Begin Input rows

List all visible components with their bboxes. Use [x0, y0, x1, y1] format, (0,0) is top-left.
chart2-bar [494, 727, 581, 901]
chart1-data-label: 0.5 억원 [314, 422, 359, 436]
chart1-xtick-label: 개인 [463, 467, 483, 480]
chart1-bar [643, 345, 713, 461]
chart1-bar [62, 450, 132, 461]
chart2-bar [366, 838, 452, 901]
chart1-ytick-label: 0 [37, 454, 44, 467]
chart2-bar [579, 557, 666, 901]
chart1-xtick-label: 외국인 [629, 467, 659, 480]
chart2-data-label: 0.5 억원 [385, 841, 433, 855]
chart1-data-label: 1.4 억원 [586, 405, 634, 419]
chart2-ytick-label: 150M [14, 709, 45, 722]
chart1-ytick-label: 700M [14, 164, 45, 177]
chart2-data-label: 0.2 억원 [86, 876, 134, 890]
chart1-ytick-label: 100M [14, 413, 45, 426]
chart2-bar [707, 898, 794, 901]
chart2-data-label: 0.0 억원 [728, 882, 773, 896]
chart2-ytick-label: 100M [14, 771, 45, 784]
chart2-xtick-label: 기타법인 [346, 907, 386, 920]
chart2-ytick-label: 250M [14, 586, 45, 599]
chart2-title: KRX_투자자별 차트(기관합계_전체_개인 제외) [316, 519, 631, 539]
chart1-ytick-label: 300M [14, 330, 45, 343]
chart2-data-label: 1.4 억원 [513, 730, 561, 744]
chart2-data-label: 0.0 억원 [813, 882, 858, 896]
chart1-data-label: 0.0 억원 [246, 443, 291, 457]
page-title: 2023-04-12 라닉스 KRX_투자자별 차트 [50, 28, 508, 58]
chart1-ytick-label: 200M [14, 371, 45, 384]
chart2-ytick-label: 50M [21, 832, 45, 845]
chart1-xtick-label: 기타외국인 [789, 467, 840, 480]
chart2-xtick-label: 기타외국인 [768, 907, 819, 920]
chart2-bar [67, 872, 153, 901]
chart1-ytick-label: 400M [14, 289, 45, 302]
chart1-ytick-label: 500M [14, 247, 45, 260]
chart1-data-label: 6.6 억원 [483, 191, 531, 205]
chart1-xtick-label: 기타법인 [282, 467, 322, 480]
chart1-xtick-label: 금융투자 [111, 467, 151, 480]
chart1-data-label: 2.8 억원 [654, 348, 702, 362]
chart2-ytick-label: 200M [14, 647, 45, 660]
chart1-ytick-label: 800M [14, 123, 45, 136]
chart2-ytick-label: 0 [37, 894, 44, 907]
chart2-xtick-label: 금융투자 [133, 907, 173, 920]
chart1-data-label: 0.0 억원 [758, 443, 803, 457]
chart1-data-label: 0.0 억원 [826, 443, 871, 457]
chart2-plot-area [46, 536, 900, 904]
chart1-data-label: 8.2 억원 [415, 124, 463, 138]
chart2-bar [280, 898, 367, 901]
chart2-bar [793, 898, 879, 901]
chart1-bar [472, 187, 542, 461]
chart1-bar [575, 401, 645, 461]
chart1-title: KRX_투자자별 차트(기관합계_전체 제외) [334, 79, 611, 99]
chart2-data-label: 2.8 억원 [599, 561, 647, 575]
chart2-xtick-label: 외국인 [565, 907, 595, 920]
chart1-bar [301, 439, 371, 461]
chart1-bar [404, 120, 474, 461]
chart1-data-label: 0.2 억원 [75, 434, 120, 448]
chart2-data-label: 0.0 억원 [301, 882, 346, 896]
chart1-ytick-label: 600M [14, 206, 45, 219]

End Input rows
Begin Input rows

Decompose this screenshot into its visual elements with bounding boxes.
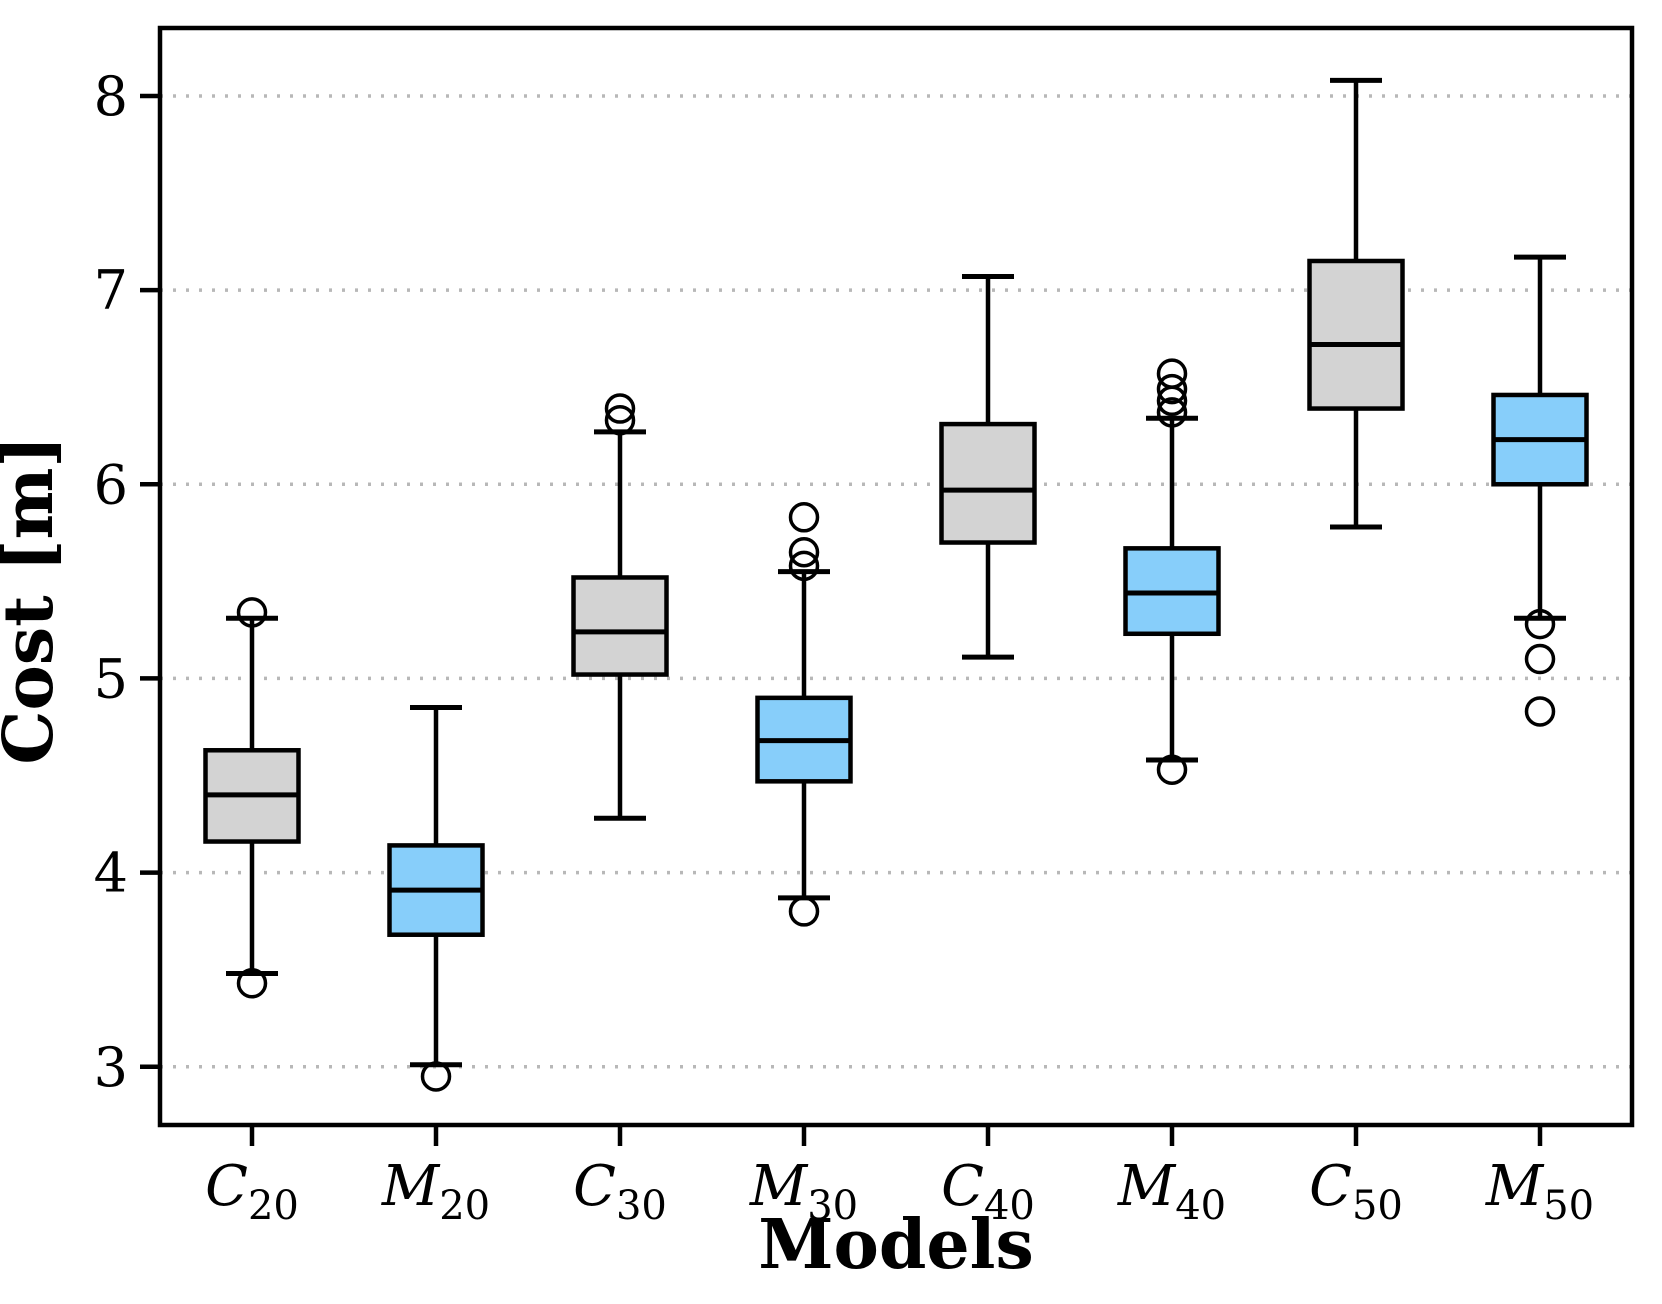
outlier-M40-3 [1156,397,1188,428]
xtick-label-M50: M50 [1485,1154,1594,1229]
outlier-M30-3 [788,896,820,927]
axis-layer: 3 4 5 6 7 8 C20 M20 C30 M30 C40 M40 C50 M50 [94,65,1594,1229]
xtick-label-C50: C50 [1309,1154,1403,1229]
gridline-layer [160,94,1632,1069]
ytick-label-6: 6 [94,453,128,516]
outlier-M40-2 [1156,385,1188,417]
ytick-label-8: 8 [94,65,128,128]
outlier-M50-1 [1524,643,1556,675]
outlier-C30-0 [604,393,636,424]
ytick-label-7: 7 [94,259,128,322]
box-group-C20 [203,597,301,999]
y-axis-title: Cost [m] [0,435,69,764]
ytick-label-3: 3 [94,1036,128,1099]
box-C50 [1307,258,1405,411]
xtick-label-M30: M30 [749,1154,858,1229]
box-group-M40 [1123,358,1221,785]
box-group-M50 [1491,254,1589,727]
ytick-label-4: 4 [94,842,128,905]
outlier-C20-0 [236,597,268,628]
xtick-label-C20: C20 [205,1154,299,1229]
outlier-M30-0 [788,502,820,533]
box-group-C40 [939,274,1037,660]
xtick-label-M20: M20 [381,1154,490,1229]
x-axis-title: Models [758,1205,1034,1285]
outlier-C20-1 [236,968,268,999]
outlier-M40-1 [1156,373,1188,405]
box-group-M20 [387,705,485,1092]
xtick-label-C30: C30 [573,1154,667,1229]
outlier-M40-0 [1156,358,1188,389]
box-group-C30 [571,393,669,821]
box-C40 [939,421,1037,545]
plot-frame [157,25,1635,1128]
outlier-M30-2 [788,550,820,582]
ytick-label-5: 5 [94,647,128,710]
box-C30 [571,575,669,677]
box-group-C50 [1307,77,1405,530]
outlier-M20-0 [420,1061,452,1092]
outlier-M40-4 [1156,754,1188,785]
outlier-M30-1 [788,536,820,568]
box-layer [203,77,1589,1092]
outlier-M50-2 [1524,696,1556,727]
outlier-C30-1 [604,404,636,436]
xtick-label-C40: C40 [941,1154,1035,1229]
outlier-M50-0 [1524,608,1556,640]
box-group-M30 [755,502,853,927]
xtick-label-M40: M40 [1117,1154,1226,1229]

End Input rows

◆ **Given task**
Lay out as a numbered list the lines from the one containing "outlier-M40-3 [1156,397,1188,428]" through the one containing "box-group-M20 [387,705,485,1092]", both included, omitting any blank lines.

◆ **Written reply**
1. outlier-M40-3 [1156,397,1188,428]
2. xtick-label-M50: M50 [1485,1154,1594,1229]
3. outlier-M30-3 [788,896,820,927]
4. axis-layer: 3 4 5 6 7 8 C20 M20 C30 M30 C40 M40 C50 M50 [94,65,1594,1229]
5. xtick-label-C50: C50 [1309,1154,1403,1229]
6. gridline-layer [160,94,1632,1069]
7. ytick-label-6: 6 [94,453,128,516]
8. outlier-M40-2 [1156,385,1188,417]
9. ytick-label-8: 8 [94,65,128,128]
10. outlier-M50-1 [1524,643,1556,675]
11. outlier-C30-0 [604,393,636,424]
12. ytick-label-7: 7 [94,259,128,322]
13. box-group-C20 [203,597,301,999]
14. y-axis-title: Cost [m] [0,435,69,764]
15. ytick-label-3: 3 [94,1036,128,1099]
16. box-C50 [1307,258,1405,411]
17. xtick-label-M30: M30 [749,1154,858,1229]
18. box-group-M40 [1123,358,1221,785]
19. box-group-M50 [1491,254,1589,727]
20. ytick-label-4: 4 [94,842,128,905]
21. outlier-C20-0 [236,597,268,628]
22. xtick-label-C20: C20 [205,1154,299,1229]
23. outlier-M30-0 [788,502,820,533]
24. box-group-C40 [939,274,1037,660]
25. xtick-label-M20: M20 [381,1154,490,1229]
26. x-axis-title: Models [758,1205,1034,1285]
27. outlier-C20-1 [236,968,268,999]
28. outlier-M40-1 [1156,373,1188,405]
29. box-group-M20 [387,705,485,1092]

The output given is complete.